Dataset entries

★ ★ ★ ★ ★ ★ ★

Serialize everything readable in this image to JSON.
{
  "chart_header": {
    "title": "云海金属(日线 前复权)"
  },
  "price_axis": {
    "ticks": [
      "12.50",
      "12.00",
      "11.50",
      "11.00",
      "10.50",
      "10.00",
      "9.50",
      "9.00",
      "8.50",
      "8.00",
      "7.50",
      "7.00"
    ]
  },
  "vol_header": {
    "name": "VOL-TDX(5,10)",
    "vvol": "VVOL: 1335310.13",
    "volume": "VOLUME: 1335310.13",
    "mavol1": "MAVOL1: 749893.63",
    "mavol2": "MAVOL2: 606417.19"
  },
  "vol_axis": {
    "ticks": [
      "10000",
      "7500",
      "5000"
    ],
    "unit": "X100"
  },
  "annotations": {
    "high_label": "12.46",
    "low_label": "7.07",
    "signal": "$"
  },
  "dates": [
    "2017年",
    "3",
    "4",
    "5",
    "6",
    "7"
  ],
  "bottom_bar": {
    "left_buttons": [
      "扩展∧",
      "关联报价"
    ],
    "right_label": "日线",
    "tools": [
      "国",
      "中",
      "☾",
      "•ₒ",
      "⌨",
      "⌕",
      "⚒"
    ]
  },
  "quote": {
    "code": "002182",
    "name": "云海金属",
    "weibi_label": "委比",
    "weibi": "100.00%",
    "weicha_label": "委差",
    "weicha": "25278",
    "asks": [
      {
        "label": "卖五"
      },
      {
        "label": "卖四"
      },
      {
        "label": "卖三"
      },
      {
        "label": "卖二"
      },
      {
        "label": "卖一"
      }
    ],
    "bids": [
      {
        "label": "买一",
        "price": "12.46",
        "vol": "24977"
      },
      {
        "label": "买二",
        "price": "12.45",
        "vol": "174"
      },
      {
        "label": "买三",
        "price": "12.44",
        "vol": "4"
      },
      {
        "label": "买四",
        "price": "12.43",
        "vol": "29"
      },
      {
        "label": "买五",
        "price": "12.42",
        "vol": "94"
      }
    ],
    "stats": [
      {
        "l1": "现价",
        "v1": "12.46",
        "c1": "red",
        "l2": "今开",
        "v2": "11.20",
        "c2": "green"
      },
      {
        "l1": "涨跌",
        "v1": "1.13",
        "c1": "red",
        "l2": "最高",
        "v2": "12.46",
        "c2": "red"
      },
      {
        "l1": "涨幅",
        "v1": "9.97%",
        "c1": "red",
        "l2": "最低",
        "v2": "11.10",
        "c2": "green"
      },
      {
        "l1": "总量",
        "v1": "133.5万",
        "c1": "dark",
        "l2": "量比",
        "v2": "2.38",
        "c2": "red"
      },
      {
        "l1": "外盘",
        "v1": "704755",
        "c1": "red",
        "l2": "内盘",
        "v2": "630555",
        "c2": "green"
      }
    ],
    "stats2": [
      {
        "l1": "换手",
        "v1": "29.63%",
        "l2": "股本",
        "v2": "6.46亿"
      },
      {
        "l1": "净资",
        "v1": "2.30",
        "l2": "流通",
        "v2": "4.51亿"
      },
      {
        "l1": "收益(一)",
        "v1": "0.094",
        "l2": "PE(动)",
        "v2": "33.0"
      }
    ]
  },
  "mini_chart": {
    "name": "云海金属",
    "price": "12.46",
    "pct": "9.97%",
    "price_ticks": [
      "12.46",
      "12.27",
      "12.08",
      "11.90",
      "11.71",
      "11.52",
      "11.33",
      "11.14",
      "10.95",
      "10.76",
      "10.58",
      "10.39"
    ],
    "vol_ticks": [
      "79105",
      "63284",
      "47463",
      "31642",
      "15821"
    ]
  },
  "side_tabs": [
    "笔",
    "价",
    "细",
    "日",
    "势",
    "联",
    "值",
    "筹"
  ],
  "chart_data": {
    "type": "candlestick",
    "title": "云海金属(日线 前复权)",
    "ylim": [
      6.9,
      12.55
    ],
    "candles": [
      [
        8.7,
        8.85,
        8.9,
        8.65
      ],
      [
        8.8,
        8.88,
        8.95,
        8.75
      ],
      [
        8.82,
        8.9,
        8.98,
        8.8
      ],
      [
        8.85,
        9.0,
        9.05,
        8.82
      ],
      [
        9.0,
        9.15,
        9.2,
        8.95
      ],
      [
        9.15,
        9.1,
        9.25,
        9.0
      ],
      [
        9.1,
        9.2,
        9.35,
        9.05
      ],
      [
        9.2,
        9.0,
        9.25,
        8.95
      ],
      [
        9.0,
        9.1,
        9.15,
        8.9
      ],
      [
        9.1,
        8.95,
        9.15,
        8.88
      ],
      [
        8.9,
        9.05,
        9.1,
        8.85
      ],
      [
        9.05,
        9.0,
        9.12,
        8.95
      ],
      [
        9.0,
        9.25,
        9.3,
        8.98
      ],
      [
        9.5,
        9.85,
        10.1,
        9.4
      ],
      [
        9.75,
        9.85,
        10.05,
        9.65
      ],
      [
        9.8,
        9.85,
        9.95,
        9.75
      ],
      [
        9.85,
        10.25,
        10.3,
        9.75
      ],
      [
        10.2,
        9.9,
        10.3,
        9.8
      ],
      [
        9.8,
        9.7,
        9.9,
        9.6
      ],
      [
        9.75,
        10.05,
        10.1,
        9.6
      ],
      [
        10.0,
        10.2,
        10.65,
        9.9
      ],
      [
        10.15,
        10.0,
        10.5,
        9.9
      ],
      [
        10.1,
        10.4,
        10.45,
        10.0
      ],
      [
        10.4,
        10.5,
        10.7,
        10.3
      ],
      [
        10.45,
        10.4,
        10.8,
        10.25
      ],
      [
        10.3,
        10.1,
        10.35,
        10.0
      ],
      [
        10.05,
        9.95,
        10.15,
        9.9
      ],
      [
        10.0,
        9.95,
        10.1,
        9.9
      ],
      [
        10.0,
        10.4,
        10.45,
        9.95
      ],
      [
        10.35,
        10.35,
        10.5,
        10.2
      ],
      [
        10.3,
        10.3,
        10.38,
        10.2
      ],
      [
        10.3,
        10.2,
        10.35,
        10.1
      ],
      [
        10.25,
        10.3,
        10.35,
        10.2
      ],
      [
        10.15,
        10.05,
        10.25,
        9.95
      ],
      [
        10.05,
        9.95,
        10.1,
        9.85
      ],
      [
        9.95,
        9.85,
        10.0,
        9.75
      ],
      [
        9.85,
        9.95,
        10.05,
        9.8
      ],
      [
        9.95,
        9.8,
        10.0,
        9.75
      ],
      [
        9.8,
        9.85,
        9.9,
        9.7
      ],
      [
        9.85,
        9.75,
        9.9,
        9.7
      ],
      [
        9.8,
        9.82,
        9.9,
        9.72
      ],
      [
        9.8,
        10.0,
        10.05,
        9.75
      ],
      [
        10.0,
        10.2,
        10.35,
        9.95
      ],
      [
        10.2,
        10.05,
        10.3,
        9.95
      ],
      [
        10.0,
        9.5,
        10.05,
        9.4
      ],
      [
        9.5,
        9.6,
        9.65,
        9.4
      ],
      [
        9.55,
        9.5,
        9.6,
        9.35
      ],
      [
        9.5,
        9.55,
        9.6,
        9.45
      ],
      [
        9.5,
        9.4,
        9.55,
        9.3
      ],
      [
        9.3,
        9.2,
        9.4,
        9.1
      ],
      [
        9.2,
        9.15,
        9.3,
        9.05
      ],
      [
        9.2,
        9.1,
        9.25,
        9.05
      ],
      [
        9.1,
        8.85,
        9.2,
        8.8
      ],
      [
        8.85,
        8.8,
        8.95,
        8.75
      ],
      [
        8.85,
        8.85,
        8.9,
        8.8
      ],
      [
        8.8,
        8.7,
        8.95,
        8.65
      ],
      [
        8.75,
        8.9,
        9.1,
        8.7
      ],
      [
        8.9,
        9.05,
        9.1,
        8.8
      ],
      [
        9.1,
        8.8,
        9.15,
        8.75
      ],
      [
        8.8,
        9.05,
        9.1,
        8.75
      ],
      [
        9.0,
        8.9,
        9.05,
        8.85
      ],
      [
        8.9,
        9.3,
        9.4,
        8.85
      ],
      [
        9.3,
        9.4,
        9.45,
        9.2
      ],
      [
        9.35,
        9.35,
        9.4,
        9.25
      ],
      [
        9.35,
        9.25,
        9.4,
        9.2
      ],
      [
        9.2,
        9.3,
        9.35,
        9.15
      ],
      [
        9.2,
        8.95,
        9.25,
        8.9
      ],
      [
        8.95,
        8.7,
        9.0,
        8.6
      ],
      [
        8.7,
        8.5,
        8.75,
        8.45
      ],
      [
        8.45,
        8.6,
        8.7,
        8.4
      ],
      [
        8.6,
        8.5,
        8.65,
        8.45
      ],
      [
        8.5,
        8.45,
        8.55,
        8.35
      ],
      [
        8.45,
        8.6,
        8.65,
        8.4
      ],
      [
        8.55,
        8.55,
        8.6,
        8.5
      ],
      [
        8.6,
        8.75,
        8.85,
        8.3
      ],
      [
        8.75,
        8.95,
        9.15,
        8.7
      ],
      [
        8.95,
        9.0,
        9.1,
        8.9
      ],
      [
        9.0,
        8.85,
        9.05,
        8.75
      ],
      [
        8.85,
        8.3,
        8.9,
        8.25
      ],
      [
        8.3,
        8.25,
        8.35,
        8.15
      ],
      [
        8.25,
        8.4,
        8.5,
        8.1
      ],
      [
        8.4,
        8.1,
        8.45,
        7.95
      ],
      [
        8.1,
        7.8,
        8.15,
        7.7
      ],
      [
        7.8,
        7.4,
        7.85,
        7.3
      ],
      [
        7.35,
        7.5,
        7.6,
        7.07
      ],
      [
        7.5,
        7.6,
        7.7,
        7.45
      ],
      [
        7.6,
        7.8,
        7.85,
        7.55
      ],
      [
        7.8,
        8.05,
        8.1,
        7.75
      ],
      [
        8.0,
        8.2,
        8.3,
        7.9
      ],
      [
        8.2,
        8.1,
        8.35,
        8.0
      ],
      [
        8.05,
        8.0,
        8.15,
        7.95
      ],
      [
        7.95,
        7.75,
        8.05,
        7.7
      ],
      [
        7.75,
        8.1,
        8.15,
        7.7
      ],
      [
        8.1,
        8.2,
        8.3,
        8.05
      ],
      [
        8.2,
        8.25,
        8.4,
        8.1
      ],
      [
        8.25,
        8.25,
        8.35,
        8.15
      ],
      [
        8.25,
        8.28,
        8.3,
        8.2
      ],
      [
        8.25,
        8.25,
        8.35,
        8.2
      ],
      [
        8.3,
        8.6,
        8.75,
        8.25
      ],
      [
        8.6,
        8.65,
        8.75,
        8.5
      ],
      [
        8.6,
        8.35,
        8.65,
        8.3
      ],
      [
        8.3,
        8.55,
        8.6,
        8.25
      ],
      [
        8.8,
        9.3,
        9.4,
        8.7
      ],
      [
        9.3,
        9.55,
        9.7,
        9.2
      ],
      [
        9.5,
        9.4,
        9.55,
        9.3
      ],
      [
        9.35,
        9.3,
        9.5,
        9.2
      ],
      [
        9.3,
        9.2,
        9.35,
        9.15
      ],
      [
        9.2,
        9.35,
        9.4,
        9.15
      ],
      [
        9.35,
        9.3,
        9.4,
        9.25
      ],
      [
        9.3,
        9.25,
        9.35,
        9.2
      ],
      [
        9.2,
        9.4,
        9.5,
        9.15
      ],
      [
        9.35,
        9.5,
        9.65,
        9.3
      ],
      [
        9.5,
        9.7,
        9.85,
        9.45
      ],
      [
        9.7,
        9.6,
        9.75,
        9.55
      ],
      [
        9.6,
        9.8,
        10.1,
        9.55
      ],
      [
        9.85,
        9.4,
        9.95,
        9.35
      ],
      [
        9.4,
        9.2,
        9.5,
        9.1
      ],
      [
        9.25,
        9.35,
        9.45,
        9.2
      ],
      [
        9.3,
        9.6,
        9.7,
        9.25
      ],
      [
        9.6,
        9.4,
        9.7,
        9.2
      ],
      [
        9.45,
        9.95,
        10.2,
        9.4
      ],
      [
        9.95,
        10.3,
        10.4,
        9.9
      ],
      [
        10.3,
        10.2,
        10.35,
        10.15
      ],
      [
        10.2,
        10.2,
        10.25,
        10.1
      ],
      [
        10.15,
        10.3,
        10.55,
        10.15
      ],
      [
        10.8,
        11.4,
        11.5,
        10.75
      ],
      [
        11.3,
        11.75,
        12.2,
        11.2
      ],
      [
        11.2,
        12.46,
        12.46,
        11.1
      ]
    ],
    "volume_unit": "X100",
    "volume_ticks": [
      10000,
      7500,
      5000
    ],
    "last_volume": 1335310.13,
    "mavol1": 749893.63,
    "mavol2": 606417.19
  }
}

★ ★ ★ ★ ★ ★ ★

WHAT THE TASK REQUIRES ▸ Above are entries; state the number of lines among them that contain "云海金属", and nothing else.

EXPECTED ANSWER ▸ 4